> **TASK REQUIREMENTS**:
Locate the lines where "Type" occurs and copy them as they stand.

> **RECORDS TO USE**:
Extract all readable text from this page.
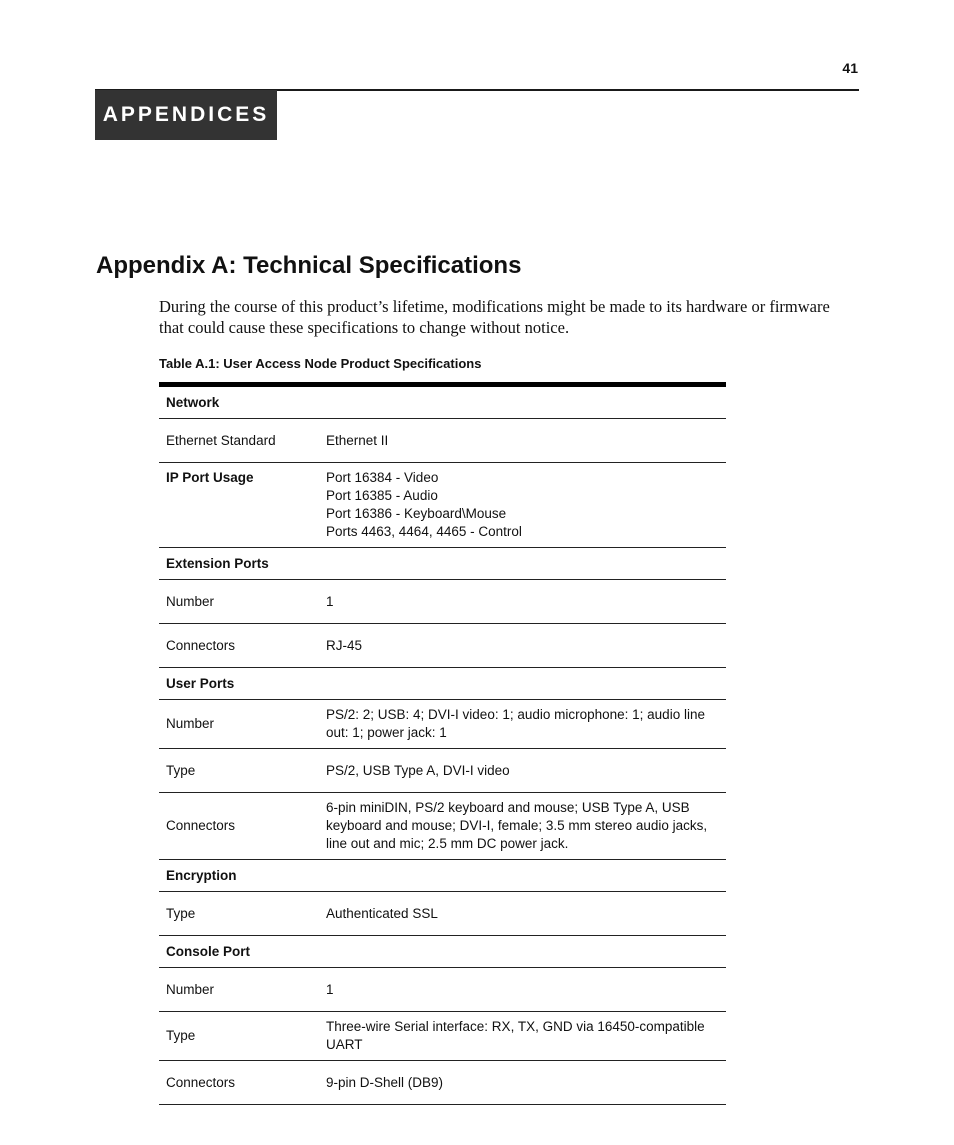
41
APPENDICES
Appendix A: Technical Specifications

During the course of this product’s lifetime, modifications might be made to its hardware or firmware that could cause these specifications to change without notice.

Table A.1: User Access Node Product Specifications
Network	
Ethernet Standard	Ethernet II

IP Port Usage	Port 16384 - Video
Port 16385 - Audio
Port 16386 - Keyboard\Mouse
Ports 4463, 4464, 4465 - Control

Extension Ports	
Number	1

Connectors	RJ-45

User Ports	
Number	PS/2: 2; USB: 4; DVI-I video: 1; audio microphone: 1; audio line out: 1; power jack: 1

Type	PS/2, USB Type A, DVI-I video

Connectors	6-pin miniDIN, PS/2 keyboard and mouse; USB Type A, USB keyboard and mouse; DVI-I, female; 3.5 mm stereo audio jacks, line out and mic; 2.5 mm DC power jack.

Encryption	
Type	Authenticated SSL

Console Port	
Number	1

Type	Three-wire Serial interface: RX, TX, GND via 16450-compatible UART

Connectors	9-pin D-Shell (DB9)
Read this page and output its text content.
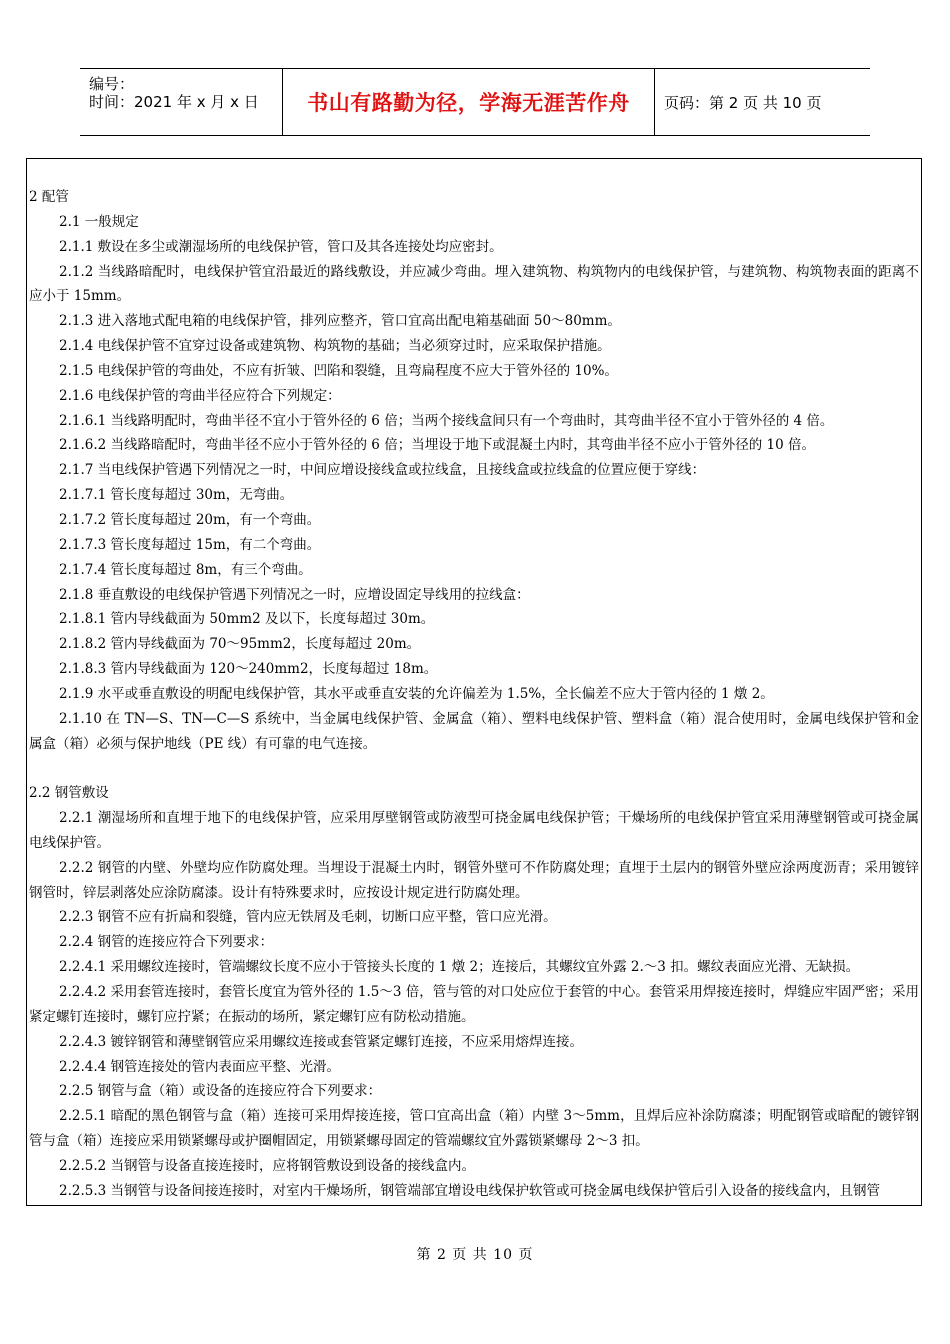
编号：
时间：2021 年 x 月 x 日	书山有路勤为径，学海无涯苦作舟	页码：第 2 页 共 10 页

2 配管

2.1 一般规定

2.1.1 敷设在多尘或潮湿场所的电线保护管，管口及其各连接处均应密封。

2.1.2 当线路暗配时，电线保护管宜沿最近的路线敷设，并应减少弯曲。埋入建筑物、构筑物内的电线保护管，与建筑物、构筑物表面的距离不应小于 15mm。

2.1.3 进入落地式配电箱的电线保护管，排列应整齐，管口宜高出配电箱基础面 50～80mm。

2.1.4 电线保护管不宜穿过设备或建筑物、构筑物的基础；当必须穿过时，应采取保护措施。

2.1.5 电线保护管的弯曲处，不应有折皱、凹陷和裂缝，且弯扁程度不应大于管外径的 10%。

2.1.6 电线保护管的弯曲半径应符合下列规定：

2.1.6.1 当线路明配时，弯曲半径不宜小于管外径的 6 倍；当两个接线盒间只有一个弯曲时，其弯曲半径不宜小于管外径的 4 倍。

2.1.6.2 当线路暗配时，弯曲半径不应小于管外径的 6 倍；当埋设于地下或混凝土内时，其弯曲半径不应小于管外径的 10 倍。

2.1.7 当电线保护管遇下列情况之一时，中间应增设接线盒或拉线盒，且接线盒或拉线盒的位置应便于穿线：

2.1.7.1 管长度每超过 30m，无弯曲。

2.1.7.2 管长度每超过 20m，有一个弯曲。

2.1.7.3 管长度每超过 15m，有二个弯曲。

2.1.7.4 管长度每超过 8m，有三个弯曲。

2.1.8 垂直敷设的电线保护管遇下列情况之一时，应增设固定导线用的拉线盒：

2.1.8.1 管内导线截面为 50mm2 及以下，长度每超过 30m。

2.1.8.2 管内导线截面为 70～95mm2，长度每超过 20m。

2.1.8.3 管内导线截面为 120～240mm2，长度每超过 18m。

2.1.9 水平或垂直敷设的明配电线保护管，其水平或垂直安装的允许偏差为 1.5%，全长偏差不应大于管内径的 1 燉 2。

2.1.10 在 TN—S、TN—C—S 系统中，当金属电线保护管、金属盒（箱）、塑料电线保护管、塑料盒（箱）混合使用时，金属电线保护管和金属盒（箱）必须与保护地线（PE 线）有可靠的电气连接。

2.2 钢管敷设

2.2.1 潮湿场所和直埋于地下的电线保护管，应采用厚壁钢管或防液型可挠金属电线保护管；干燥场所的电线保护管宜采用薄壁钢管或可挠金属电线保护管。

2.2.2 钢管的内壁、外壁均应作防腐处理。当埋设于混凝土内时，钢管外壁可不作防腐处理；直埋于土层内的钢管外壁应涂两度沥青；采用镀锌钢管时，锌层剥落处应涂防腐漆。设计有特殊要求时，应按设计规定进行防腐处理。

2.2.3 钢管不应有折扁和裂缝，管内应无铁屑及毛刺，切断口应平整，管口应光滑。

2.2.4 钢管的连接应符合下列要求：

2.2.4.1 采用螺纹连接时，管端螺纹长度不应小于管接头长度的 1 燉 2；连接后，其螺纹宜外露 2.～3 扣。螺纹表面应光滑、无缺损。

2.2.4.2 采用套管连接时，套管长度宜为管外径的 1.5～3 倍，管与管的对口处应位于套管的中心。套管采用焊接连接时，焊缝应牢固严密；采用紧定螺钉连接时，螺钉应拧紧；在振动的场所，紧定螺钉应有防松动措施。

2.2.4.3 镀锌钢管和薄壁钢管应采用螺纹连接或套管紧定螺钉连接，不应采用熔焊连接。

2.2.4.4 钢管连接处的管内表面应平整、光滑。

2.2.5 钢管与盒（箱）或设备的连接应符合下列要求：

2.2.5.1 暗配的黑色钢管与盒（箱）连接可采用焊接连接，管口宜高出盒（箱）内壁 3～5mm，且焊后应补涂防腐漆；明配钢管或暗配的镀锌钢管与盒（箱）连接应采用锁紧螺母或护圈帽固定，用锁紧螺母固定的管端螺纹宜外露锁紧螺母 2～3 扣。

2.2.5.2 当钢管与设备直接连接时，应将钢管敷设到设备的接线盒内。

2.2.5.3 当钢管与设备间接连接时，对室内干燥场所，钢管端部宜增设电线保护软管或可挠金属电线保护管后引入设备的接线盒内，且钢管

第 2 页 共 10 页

> **SOLUTION BELOW**:
Type	PS/2, USB Type A, DVI-I video
Connectors	6-pin miniDIN, PS/2 keyboard and mouse; USB Type A, USB keyboard and mouse; DVI-I, female; 3.5 mm stereo audio jacks, line out and mic; 2.5 mm DC power jack.
Type	Authenticated SSL
Type	Three-wire Serial interface: RX, TX, GND via 16450-compatible UART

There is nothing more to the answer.